→ Entries shown:
◆ ◆ ◆ ◆

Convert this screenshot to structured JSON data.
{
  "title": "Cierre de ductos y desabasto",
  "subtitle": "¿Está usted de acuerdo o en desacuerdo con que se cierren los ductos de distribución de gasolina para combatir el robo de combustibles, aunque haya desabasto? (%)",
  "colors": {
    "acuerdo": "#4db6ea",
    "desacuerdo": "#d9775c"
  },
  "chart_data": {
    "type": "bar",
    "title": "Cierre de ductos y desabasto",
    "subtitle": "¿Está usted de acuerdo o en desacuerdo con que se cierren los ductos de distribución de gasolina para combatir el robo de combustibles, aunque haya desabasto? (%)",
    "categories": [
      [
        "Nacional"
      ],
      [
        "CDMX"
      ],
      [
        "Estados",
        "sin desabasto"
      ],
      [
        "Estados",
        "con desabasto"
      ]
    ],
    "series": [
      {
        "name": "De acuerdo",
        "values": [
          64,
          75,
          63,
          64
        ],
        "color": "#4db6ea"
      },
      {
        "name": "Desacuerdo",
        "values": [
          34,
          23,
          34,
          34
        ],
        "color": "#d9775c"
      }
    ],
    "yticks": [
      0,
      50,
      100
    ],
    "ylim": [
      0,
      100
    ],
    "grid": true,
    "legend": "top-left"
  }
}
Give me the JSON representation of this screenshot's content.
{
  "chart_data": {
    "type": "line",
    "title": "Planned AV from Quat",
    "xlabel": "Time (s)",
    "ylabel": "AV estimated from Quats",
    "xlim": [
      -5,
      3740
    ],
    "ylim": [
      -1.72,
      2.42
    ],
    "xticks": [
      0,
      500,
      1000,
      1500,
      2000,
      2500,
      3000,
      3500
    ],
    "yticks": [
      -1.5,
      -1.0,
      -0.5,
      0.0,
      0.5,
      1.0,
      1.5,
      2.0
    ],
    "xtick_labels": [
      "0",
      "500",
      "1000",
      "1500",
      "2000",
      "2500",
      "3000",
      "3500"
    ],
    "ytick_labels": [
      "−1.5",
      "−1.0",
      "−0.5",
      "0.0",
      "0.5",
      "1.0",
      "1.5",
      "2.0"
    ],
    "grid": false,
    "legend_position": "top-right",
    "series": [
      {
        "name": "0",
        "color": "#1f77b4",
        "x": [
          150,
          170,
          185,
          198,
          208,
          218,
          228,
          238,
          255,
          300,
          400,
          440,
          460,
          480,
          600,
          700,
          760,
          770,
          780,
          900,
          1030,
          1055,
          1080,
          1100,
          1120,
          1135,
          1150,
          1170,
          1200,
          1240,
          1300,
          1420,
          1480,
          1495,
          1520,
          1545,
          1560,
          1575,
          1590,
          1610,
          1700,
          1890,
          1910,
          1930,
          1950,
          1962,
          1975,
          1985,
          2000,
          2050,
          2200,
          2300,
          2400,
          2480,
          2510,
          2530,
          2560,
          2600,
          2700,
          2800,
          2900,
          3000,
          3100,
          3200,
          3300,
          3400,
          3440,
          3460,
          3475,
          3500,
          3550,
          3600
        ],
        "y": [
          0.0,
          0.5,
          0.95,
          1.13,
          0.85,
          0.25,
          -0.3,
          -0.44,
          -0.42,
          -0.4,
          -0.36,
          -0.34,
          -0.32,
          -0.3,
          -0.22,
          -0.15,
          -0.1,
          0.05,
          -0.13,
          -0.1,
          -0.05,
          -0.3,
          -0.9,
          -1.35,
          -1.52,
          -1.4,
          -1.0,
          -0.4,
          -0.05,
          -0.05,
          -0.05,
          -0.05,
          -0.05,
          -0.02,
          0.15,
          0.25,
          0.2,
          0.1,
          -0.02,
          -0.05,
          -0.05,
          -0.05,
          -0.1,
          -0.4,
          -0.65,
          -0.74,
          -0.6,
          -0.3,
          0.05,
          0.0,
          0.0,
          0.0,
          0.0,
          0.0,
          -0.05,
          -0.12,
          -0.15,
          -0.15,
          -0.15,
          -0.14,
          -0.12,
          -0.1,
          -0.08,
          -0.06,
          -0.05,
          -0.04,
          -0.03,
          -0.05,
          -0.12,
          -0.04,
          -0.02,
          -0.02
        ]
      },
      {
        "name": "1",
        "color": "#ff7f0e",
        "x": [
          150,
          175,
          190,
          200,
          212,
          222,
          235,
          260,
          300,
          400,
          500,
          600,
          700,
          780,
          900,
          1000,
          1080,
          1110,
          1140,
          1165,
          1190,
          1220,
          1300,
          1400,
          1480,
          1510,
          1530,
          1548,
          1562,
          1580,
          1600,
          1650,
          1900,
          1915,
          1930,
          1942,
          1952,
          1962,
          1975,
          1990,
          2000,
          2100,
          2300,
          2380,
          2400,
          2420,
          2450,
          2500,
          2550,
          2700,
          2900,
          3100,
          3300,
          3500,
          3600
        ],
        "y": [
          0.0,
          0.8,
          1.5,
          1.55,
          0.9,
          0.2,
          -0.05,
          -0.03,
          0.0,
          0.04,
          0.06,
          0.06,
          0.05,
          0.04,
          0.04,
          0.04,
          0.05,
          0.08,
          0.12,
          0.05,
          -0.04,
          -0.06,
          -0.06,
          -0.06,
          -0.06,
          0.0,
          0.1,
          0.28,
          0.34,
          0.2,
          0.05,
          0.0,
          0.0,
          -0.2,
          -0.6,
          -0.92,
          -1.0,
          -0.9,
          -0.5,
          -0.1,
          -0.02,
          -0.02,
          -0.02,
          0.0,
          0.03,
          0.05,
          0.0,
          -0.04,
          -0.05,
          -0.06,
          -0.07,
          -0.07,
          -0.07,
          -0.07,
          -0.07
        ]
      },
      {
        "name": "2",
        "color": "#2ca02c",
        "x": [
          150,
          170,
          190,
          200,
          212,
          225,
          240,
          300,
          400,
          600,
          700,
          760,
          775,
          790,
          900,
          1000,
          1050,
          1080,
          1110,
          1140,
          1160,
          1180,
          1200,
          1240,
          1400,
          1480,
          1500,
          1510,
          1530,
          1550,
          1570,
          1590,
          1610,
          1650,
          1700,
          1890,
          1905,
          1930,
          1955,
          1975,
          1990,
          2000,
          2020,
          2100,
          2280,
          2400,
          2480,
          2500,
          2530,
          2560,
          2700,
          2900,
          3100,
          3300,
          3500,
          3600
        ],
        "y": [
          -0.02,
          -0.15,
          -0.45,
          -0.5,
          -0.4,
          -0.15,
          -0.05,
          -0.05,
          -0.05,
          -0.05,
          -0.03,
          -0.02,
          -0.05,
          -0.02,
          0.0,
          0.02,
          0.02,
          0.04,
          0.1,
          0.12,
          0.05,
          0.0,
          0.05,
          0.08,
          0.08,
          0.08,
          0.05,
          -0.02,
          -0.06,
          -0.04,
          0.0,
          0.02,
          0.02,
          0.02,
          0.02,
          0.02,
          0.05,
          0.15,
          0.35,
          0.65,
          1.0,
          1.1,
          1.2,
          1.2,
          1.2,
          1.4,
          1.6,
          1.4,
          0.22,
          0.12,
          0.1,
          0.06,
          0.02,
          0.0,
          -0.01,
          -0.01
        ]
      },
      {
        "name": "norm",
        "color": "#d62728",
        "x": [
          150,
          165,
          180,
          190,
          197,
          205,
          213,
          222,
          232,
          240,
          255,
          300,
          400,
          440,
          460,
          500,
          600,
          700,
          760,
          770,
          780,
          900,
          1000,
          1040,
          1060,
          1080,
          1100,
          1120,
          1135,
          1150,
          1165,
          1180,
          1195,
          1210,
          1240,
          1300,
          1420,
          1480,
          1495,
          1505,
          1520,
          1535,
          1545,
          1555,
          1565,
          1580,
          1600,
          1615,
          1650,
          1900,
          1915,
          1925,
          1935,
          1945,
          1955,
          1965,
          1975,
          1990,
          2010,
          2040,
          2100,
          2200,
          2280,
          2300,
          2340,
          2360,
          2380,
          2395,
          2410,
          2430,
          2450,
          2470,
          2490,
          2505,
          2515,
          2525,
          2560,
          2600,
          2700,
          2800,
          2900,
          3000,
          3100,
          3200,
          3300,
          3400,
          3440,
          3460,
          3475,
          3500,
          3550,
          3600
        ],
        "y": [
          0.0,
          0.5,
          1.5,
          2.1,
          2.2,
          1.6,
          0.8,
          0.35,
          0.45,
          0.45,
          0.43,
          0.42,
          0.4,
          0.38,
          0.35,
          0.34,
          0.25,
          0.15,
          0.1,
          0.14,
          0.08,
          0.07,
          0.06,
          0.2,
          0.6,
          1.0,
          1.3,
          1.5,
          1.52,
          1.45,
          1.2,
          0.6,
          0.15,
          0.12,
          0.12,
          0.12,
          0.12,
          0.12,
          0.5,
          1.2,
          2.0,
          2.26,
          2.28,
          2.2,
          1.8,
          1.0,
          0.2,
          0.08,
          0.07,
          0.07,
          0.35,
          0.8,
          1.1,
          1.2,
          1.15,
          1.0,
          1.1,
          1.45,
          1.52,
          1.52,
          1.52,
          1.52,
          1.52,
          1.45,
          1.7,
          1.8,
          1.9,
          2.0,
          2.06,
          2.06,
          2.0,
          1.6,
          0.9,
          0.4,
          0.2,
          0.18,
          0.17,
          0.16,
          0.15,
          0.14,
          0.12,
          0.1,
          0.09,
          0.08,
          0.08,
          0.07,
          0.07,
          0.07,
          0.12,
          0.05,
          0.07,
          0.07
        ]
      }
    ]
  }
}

◆ ◆ ◆ ◆

→ Stated problem: Extract all lines containing the word "screenshot".

→ Solution to this task:
Convert this screenshot to structured JSON data.
Give me the JSON representation of this screenshot's content.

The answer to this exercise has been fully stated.